→ WORK TO BE COMPLETED
Reproduce, character for character, the lines from the one containing "52, 135, 61]" up to and including the one containing "52, 633, 61]", and nothing else.

→ MATERIAL SUPPLIED

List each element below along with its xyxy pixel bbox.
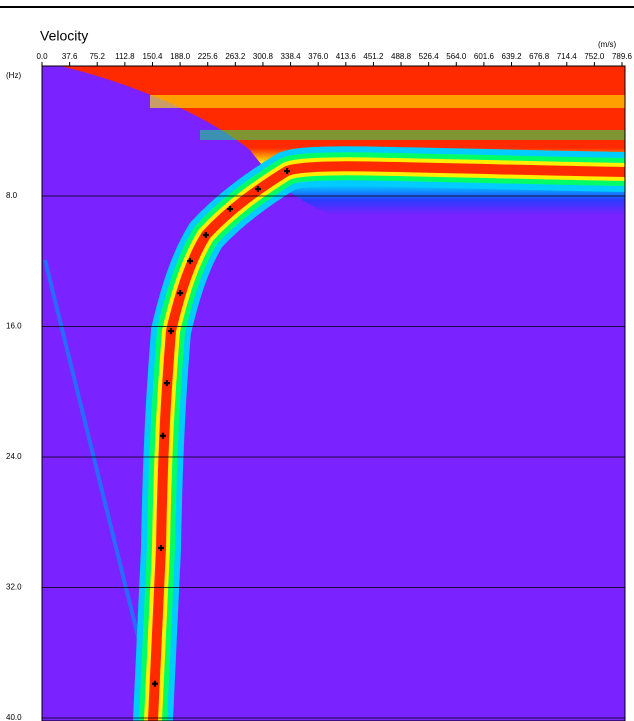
x-tick-label: 112.8	[115, 52, 135, 61]
plot-frame	[41, 65, 626, 721]
y-tick-label: 8.0	[6, 191, 18, 200]
picked-point	[159, 432, 166, 439]
x-tick-label: 451.2	[363, 52, 384, 61]
y-tick-label: 40.0	[6, 713, 22, 721]
y-tick-label: 32.0	[6, 583, 22, 592]
x-tick-label: 188.0	[170, 52, 191, 61]
picked-point	[202, 231, 209, 238]
y-tick-label: 24.0	[6, 452, 22, 461]
x-tick-label: 263.2	[225, 52, 246, 61]
x-tick-label: 789.6	[612, 52, 633, 61]
picked-point	[157, 545, 164, 552]
x-tick-label: 150.4	[142, 52, 163, 61]
x-tick-label: 0.0	[36, 52, 48, 61]
x-tick-label: 488.8	[391, 52, 412, 61]
dispersion-image	[42, 66, 625, 721]
picked-point	[163, 380, 170, 387]
picked-point	[227, 206, 234, 213]
x-tick-label: 564.0	[446, 52, 467, 61]
y-unit: (Hz)	[6, 71, 21, 80]
picked-point	[254, 185, 261, 192]
x-tick-label: 37.6	[62, 52, 78, 61]
picked-point	[284, 168, 291, 175]
x-tick-label: 413.6	[336, 52, 357, 61]
x-tick-label: 752.0	[584, 52, 605, 61]
x-tick-label: 526.4	[419, 52, 440, 61]
y-tick-label: 16.0	[6, 322, 22, 331]
x-tick-label: 714.4	[557, 52, 578, 61]
x-tick-label: 601.6	[474, 52, 495, 61]
picked-point	[167, 328, 174, 335]
picked-point	[187, 258, 194, 265]
x-tick-label: 639.2	[502, 52, 523, 61]
chart-title: Velocity	[40, 28, 88, 44]
x-tick-label: 338.4	[281, 52, 302, 61]
x-tick-label: 376.0	[308, 52, 329, 61]
x-tick-label: 75.2	[89, 52, 105, 61]
picked-point	[177, 290, 184, 297]
picked-point	[151, 680, 158, 687]
x-tick-label: 225.6	[198, 52, 219, 61]
x-tick-label: 300.8	[253, 52, 274, 61]
x-unit: (m/s)	[598, 40, 617, 49]
x-tick-label: 676.8	[529, 52, 550, 61]
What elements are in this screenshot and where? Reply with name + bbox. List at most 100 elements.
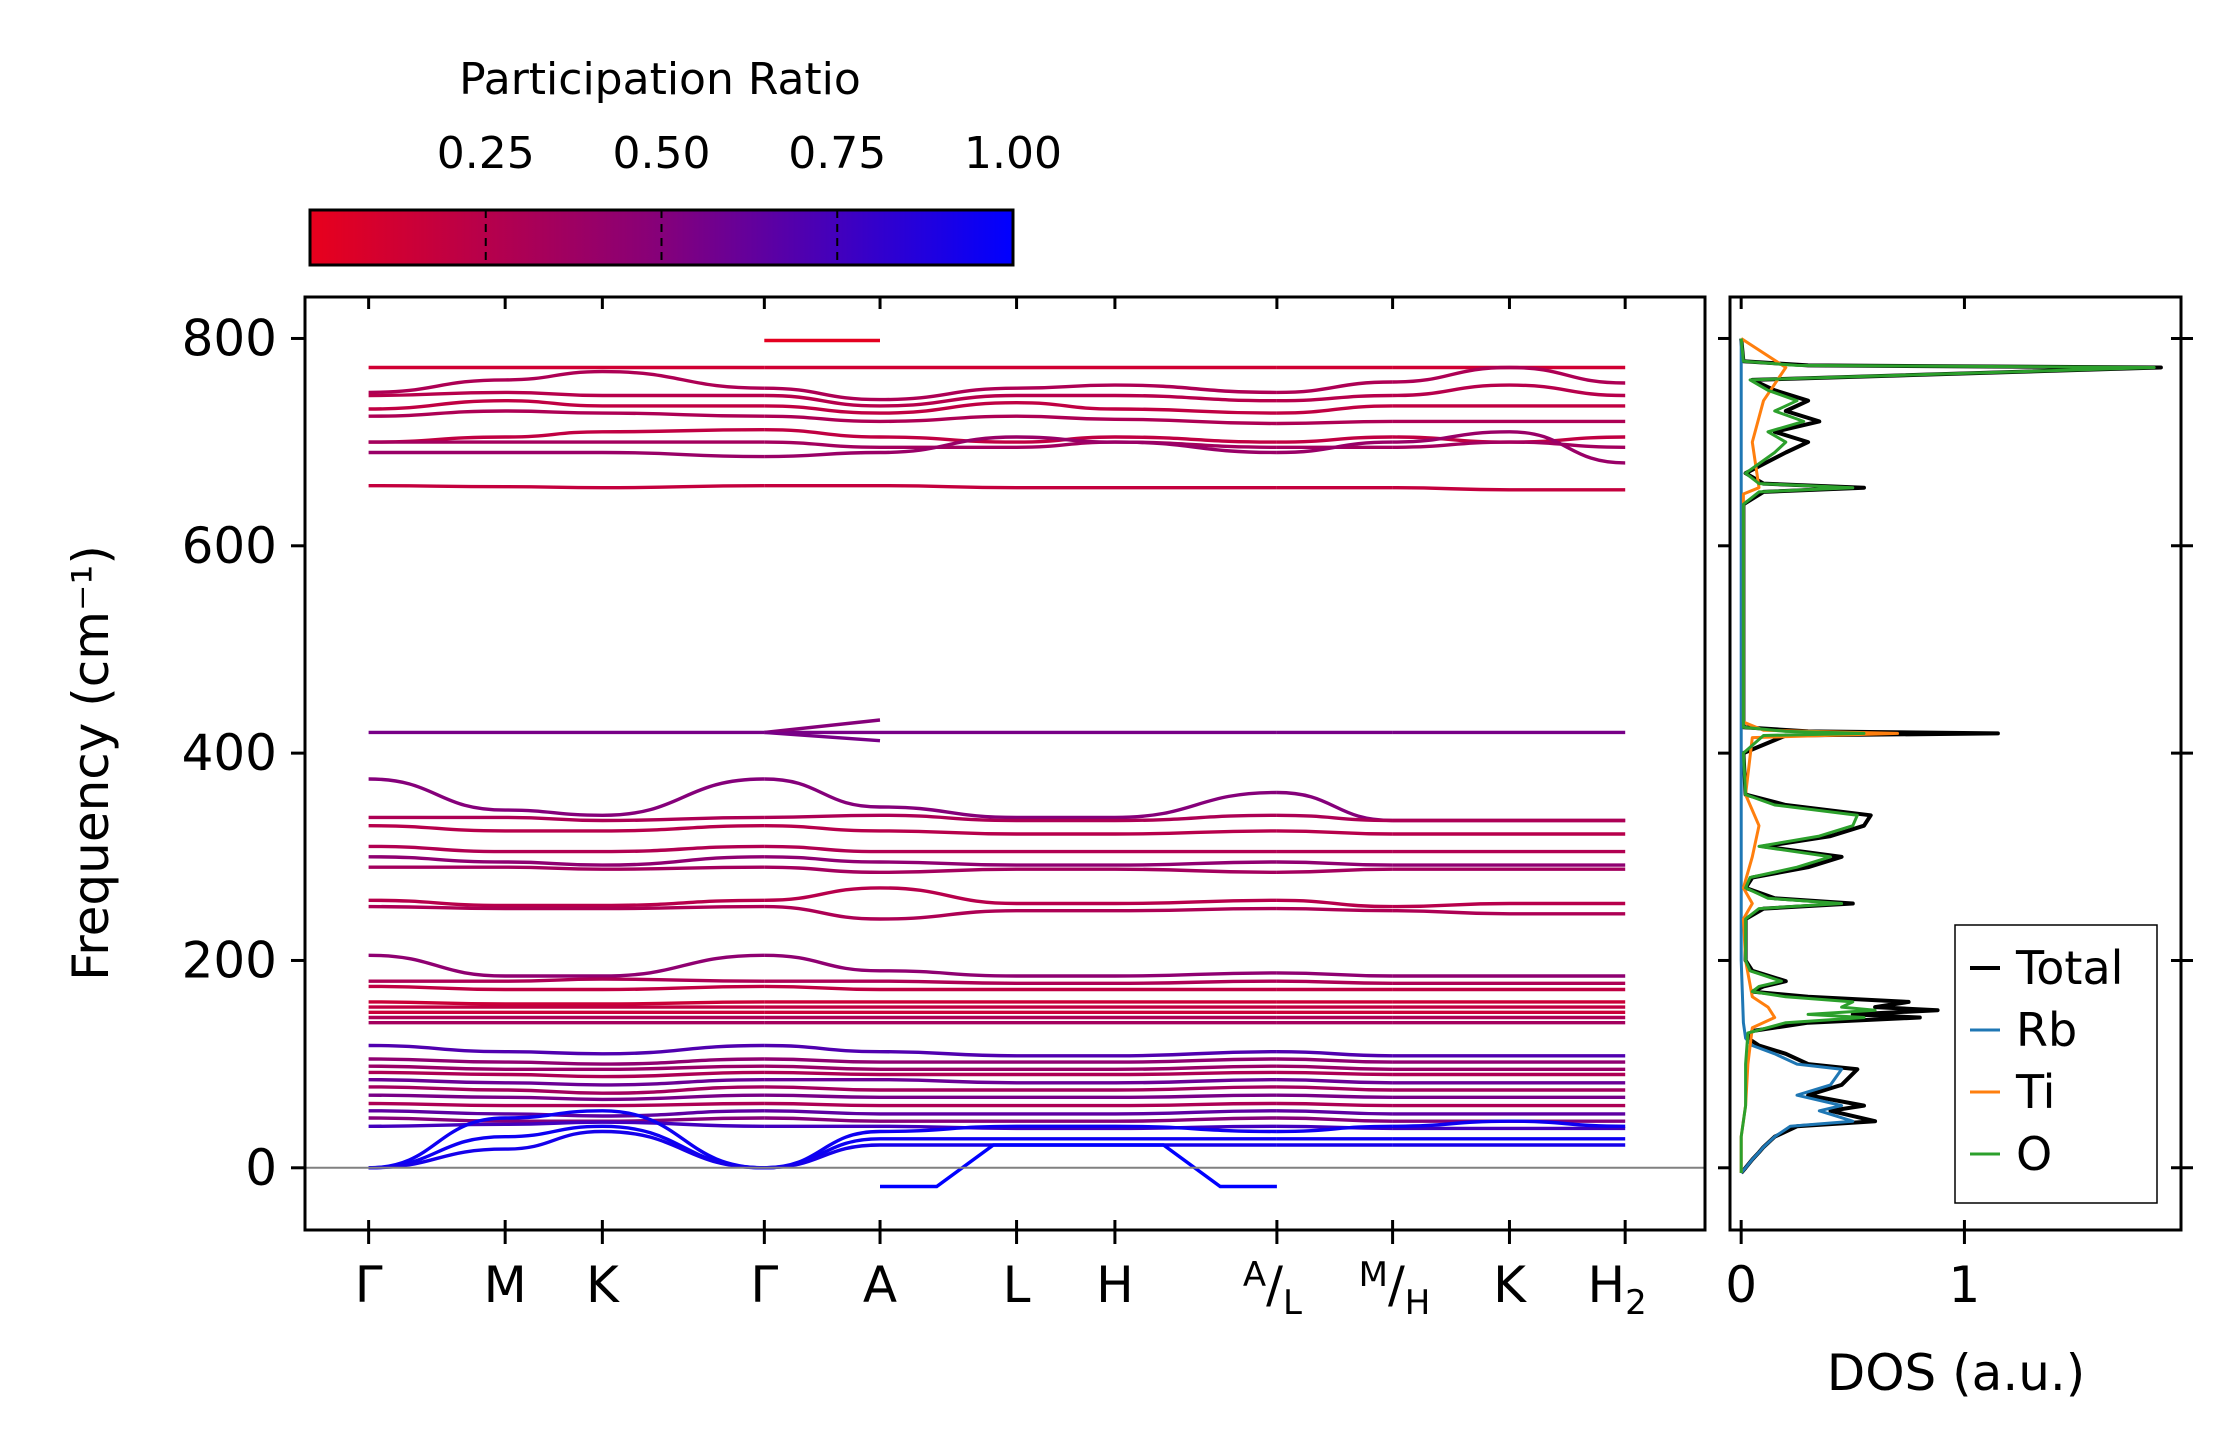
band-upper-7-seg0 [368, 450, 765, 459]
band-b200-seg0 [368, 953, 765, 978]
band-b255-1-seg1 [764, 886, 881, 902]
band-lines [368, 338, 1626, 1189]
band-upper-2-seg2 [879, 393, 1277, 408]
colorbar-tick-label: 0.75 [788, 128, 886, 179]
band-mid-split [764, 718, 881, 735]
colorbar-tick-label: 1.00 [964, 128, 1062, 179]
band-b200-seg2 [879, 969, 1277, 978]
band-low-9-seg3 [1276, 1109, 1393, 1116]
band-low-4-seg1 [764, 1070, 881, 1077]
dos-frame [1728, 295, 2183, 1232]
band-low-4-seg0 [368, 1070, 765, 1079]
band-low-8-seg3 [1276, 1101, 1393, 1108]
band-low-2-seg0 [368, 1057, 765, 1066]
band-low-1-seg2 [879, 1050, 1277, 1058]
band-opt-5-seg2 [879, 860, 1277, 867]
band-low-5-seg3 [1276, 1078, 1393, 1085]
band-opt-5-seg1 [764, 855, 881, 864]
band-upper-3-seg0 [368, 398, 765, 411]
band-low-1-seg0 [368, 1043, 765, 1056]
dos-lines [1739, 337, 2163, 1175]
band-upper-1-seg3 [1276, 380, 1393, 395]
band-b255-1-seg2 [879, 886, 1277, 906]
y-tick-label: 600 [182, 517, 277, 575]
dos-series-o [1739, 338, 2156, 1173]
band-frame [303, 295, 1707, 1232]
band-upper-5-seg0 [368, 428, 765, 444]
band-ac-3-seg0 [368, 1129, 765, 1170]
band-b180-1-seg2 [879, 979, 1277, 986]
dos-x-tick-label: 1 [1949, 1256, 1981, 1314]
band-upper-7-seg2 [879, 435, 1277, 455]
band-opt-4-seg0 [368, 844, 765, 854]
band-low-2-seg1 [764, 1057, 881, 1064]
dos-series-ti [1739, 337, 1899, 1173]
band-upper-1-seg1 [764, 386, 881, 402]
dos-x-tick-label: 0 [1725, 1256, 1757, 1314]
band-low-7-seg2 [880, 1093, 1277, 1100]
band-b175-seg1 [764, 984, 881, 992]
band-low-3-seg0 [368, 1064, 765, 1072]
dos-legend: Total Rb Ti O [1954, 924, 2158, 1204]
band-upper-1-seg4 [1392, 365, 1626, 385]
band-low-10-seg2 [879, 1116, 1277, 1123]
colorbar-ticks: 0.25 0.50 0.75 1.00 [437, 128, 1062, 265]
band-low-7-seg1 [764, 1093, 881, 1099]
band-low-8-seg0 [368, 1101, 765, 1108]
band-opt-3-seg2 [879, 829, 1277, 836]
band-ac-1-seg4 [1392, 1119, 1626, 1128]
colorbar-title: Participation Ratio [459, 54, 861, 105]
band-b255-1-seg0 [368, 898, 765, 908]
kpoint-label: M [484, 1256, 527, 1314]
band-b255-2-seg4 [1392, 909, 1626, 916]
band-ac-1-seg0 [368, 1109, 765, 1170]
band-b175-seg0 [368, 984, 765, 992]
y-tick-label: 0 [245, 1139, 277, 1197]
band-low-6-seg0 [368, 1085, 765, 1095]
colorbar-tick-label: 0.25 [437, 128, 535, 179]
band-low-1-seg1 [764, 1043, 881, 1054]
band-b200-seg3 [1276, 971, 1393, 978]
band-low-3-seg3 [1276, 1064, 1393, 1071]
kpoint-label: Γ [355, 1256, 383, 1314]
kpoint-label: H [1096, 1256, 1134, 1314]
band-upper-2-seg4 [1392, 383, 1626, 398]
band-opt-2-seg3 [1276, 813, 1393, 823]
band-b255-1-seg3 [1276, 898, 1393, 909]
band-upper-4-seg3 [1276, 419, 1393, 426]
band-low-5-seg2 [879, 1078, 1277, 1085]
band-low-6-seg3 [1276, 1085, 1393, 1092]
band-low-4-seg3 [1276, 1070, 1393, 1077]
band-upper-5-seg1 [764, 428, 881, 439]
band-b160-1-seg0 [368, 1000, 765, 1006]
band-upper-8-seg0 [368, 484, 765, 490]
band-b200-seg1 [764, 953, 881, 973]
band-low-2-seg3 [1276, 1057, 1393, 1064]
band-opt-3-seg1 [764, 824, 881, 833]
kpoint-label: K [1493, 1256, 1527, 1314]
band-low-7-seg3 [1276, 1093, 1393, 1099]
band-b255-1-seg4 [1392, 901, 1626, 909]
band-upper-4-seg1 [764, 414, 881, 424]
colorbar: Participation Ratio 0.25 0.50 0.75 1.00 [308, 54, 1062, 267]
band-opt-6-seg3 [1276, 867, 1393, 874]
y-tick-label: 400 [182, 724, 277, 782]
band-opt-2-seg0 [368, 815, 765, 823]
band-opt-1-seg2 [879, 790, 1277, 820]
band-ac-1-seg1 [764, 1129, 881, 1170]
band-low-10-seg0 [368, 1116, 765, 1123]
band-ac-1-seg2 [879, 1124, 1277, 1134]
band-opt-5-seg3 [1276, 860, 1393, 867]
band-low-3-seg1 [764, 1064, 881, 1071]
kpoint-label: L [1003, 1256, 1031, 1314]
band-low-2-seg2 [880, 1057, 1277, 1064]
kpoint-label-main: M [1359, 1255, 1388, 1295]
kpoint-label: A/L [1243, 1255, 1302, 1323]
band-upper-3-seg2 [879, 400, 1277, 415]
band-low-9-seg1 [764, 1109, 881, 1116]
kpoint-label: M/H [1359, 1255, 1431, 1323]
band-ac-2-seg0 [368, 1124, 765, 1170]
band-b255-2-seg2 [879, 906, 1277, 921]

→ TASK SOLUTION
x-tick-label: 112.8	[115, 52, 135, 61]
plot-frame	[41, 65, 626, 721]
y-tick-label: 8.0	[6, 191, 18, 200]
picked-point	[159, 432, 166, 439]
x-tick-label: 451.2	[363, 52, 384, 61]
y-tick-label: 40.0	[6, 713, 22, 721]
y-tick-label: 32.0	[6, 583, 22, 592]
x-tick-label: 188.0	[170, 52, 191, 61]
picked-point	[202, 231, 209, 238]
y-tick-label: 24.0	[6, 452, 22, 461]
x-tick-label: 263.2	[225, 52, 246, 61]
x-tick-label: 789.6	[612, 52, 633, 61]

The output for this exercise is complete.